■ **PROBLEM STATEMENT**
Go through the lines below and copy each one that holds the string "Gallerie".

Start of PROVIDED ENTRIES

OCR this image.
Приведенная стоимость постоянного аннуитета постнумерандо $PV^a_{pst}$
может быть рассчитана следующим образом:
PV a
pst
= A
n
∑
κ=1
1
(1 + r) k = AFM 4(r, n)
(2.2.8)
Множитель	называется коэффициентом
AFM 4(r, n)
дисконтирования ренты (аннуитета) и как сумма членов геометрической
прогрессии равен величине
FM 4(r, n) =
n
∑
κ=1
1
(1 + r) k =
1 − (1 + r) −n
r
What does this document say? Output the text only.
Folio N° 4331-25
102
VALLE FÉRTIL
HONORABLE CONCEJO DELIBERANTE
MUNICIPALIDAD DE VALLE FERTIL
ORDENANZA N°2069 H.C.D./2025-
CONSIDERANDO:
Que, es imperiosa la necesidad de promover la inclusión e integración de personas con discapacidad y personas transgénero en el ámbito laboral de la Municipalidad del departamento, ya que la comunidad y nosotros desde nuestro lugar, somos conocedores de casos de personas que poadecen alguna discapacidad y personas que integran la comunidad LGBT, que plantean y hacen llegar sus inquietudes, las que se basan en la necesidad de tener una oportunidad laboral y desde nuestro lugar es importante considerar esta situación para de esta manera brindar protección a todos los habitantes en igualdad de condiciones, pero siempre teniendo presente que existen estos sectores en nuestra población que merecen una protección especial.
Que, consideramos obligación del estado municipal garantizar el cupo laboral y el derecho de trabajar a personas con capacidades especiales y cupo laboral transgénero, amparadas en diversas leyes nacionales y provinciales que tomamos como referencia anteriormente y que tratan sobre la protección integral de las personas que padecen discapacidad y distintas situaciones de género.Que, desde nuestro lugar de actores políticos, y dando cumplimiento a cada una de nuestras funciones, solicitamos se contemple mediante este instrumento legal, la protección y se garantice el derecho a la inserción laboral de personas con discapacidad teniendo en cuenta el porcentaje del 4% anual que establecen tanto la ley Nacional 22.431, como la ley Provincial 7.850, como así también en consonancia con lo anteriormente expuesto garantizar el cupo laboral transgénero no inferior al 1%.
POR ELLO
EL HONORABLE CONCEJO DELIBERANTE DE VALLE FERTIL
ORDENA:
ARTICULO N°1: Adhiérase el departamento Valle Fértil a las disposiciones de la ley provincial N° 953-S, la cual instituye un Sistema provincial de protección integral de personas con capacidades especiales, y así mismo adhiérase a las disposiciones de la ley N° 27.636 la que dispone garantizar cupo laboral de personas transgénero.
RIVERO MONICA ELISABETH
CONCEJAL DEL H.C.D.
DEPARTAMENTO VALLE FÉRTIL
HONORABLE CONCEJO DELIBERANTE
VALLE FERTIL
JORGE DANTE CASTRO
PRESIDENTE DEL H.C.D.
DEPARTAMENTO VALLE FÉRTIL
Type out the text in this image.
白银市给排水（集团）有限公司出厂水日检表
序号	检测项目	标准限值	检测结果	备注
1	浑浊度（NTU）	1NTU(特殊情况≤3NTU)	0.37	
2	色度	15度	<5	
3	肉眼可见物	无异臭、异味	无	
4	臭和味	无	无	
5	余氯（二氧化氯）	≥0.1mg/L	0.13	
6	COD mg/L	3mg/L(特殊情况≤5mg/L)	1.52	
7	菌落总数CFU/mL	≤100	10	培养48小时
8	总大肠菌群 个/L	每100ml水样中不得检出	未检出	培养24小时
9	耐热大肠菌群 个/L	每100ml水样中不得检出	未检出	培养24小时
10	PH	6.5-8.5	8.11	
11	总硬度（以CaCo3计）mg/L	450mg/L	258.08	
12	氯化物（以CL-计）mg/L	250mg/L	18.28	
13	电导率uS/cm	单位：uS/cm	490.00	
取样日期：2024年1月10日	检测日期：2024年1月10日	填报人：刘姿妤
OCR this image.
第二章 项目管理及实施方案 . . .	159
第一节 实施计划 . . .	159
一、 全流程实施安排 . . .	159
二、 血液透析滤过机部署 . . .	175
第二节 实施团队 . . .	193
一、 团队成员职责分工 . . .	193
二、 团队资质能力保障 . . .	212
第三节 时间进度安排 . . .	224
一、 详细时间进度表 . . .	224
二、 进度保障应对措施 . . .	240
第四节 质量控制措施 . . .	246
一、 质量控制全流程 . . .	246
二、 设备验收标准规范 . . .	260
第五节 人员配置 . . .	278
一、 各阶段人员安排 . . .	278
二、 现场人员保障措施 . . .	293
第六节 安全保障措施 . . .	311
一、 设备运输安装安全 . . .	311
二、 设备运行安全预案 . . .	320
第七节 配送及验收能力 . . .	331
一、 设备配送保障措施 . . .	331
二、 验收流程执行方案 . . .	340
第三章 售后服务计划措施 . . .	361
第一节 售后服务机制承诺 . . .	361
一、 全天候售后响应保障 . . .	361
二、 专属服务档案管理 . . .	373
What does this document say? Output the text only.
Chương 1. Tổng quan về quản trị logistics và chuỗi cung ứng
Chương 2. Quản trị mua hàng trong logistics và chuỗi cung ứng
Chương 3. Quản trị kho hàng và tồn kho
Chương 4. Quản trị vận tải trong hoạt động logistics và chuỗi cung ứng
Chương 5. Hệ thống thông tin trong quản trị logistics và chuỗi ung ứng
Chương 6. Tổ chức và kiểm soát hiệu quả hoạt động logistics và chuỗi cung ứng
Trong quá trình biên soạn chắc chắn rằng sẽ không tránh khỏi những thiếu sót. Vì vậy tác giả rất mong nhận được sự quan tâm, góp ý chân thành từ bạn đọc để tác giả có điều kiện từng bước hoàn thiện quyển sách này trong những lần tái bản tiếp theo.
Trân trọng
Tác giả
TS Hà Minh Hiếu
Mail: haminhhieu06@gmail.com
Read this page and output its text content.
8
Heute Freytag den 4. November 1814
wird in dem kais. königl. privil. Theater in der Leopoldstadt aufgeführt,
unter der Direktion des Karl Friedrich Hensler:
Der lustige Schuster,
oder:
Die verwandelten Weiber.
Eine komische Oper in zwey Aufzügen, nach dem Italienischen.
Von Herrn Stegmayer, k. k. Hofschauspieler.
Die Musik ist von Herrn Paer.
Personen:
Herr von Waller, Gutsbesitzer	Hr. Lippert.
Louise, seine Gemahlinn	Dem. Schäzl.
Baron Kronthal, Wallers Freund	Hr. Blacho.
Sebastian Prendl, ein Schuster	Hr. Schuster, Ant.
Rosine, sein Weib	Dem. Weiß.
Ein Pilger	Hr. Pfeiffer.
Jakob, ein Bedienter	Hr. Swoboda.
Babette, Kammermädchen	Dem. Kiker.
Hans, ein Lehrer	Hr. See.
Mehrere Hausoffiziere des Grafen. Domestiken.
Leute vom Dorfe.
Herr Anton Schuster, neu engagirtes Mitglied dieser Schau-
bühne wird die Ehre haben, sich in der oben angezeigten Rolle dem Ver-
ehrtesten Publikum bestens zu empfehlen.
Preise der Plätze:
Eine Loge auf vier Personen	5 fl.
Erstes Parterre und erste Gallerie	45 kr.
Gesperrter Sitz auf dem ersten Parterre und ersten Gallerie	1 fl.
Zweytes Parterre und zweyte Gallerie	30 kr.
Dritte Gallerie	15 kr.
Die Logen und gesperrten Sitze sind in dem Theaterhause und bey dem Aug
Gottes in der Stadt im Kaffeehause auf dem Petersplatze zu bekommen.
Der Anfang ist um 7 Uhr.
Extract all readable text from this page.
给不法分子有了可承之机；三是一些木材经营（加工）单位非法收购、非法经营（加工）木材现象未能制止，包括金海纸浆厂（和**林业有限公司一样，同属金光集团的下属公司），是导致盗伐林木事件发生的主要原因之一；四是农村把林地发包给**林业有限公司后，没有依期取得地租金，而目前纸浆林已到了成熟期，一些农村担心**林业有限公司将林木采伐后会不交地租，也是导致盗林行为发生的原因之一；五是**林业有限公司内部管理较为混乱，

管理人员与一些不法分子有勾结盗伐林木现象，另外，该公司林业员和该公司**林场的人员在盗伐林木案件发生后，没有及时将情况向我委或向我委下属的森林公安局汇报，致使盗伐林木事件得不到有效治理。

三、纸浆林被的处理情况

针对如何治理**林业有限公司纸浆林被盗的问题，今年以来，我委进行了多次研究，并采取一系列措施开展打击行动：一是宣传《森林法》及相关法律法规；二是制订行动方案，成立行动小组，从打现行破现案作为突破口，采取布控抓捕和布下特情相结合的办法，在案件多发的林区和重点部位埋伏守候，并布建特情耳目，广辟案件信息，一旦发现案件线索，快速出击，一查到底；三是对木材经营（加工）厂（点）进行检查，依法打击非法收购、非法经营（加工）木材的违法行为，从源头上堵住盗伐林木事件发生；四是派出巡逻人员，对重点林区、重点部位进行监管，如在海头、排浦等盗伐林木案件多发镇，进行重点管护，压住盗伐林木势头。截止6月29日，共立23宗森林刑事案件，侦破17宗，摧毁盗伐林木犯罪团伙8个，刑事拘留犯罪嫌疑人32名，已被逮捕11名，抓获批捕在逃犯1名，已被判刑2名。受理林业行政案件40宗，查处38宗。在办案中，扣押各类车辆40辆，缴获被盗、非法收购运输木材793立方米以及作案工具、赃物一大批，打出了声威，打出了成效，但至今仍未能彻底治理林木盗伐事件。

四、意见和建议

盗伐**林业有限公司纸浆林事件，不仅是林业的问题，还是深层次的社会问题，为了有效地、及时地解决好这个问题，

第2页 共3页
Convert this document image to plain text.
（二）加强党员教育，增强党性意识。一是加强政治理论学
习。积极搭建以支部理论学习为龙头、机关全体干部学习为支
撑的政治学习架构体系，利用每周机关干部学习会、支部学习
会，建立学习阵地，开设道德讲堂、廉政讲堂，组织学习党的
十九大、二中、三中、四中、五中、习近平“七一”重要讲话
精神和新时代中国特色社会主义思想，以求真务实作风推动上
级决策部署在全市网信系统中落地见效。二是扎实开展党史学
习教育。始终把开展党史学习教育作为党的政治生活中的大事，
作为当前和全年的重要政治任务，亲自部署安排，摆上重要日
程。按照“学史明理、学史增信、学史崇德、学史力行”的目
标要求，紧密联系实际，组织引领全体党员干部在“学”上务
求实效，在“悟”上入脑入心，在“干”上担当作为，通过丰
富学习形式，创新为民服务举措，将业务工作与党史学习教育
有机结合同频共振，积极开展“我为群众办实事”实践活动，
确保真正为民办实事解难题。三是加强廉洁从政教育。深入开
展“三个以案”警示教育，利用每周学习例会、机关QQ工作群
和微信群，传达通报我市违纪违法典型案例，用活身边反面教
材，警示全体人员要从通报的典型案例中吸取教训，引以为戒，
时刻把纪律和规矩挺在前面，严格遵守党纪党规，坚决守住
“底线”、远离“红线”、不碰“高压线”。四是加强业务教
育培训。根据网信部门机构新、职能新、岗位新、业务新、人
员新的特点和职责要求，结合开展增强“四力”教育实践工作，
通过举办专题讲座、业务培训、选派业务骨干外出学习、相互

End of PROVIDED ENTRIES

■ **EXPECTED ANSWER**
Erstes Parterre und erste Gallerie	45 kr.
Gesperrter Sitz auf dem ersten Parterre und ersten Gallerie	1 fl.
Zweytes Parterre und zweyte Gallerie	30 kr.
Dritte Gallerie	15 kr.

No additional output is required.